BEGIN DATA SECTION

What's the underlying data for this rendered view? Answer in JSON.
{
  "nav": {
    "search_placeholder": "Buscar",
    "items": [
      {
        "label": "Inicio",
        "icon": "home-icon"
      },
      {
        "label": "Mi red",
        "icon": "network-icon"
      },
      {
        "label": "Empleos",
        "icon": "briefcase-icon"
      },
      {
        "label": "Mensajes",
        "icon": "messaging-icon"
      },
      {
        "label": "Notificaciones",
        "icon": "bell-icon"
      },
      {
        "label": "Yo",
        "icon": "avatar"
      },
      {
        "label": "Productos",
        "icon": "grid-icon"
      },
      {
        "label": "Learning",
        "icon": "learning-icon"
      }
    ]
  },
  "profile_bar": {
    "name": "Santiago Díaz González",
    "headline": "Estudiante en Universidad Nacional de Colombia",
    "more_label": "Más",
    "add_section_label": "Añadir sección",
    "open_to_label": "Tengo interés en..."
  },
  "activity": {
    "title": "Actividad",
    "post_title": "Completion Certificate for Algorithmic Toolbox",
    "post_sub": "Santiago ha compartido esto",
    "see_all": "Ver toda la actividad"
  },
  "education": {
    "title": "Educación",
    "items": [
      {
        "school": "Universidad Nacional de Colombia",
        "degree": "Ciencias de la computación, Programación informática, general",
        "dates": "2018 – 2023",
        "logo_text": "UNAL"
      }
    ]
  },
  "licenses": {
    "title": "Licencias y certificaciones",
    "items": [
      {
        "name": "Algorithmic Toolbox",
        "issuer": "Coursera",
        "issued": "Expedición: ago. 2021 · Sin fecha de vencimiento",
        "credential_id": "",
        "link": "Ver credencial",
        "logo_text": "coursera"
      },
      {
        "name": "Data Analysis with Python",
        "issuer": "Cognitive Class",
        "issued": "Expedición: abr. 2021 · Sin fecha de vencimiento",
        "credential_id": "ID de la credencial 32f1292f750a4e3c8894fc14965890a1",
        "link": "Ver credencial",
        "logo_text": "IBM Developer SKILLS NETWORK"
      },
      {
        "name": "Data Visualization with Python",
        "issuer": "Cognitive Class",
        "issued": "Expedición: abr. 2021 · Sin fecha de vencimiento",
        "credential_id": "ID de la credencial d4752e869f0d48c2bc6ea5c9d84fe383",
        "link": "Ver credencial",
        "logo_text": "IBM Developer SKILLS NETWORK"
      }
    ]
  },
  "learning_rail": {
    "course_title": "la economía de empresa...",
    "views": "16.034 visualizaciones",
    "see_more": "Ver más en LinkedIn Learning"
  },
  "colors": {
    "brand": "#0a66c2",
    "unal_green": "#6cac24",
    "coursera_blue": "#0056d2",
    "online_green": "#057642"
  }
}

END DATA SECTION

[EXERCISE GOAL]:
Copy all of the data. Keep every word exactly as it is.

[FINISHED TASK]:
What's the underlying data for this rendered view? Answer in JSON.
{
  "nav": {
    "search_placeholder": "Buscar",
    "items": [
      {
        "label": "Inicio",
        "icon": "home-icon"
      },
      {
        "label": "Mi red",
        "icon": "network-icon"
      },
      {
        "label": "Empleos",
        "icon": "briefcase-icon"
      },
      {
        "label": "Mensajes",
        "icon": "messaging-icon"
      },
      {
        "label": "Notificaciones",
        "icon": "bell-icon"
      },
      {
        "label": "Yo",
        "icon": "avatar"
      },
      {
        "label": "Productos",
        "icon": "grid-icon"
      },
      {
        "label": "Learning",
        "icon": "learning-icon"
      }
    ]
  },
  "profile_bar": {
    "name": "Santiago Díaz González",
    "headline": "Estudiante en Universidad Nacional de Colombia",
    "more_label": "Más",
    "add_section_label": "Añadir sección",
    "open_to_label": "Tengo interés en..."
  },
  "activity": {
    "title": "Actividad",
    "post_title": "Completion Certificate for Algorithmic Toolbox",
    "post_sub": "Santiago ha compartido esto",
    "see_all": "Ver toda la actividad"
  },
  "education": {
    "title": "Educación",
    "items": [
      {
        "school": "Universidad Nacional de Colombia",
        "degree": "Ciencias de la computación, Programación informática, general",
        "dates": "2018 – 2023",
        "logo_text": "UNAL"
      }
    ]
  },
  "licenses": {
    "title": "Licencias y certificaciones",
    "items": [
      {
        "name": "Algorithmic Toolbox",
        "issuer": "Coursera",
        "issued": "Expedición: ago. 2021 · Sin fecha de vencimiento",
        "credential_id": "",
        "link": "Ver credencial",
        "logo_text": "coursera"
      },
      {
        "name": "Data Analysis with Python",
        "issuer": "Cognitive Class",
        "issued": "Expedición: abr. 2021 · Sin fecha de vencimiento",
        "credential_id": "ID de la credencial 32f1292f750a4e3c8894fc14965890a1",
        "link": "Ver credencial",
        "logo_text": "IBM Developer SKILLS NETWORK"
      },
      {
        "name": "Data Visualization with Python",
        "issuer": "Cognitive Class",
        "issued": "Expedición: abr. 2021 · Sin fecha de vencimiento",
        "credential_id": "ID de la credencial d4752e869f0d48c2bc6ea5c9d84fe383",
        "link": "Ver credencial",
        "logo_text": "IBM Developer SKILLS NETWORK"
      }
    ]
  },
  "learning_rail": {
    "course_title": "la economía de empresa...",
    "views": "16.034 visualizaciones",
    "see_more": "Ver más en LinkedIn Learning"
  },
  "colors": {
    "brand": "#0a66c2",
    "unal_green": "#6cac24",
    "coursera_blue": "#0056d2",
    "online_green": "#057642"
  }
}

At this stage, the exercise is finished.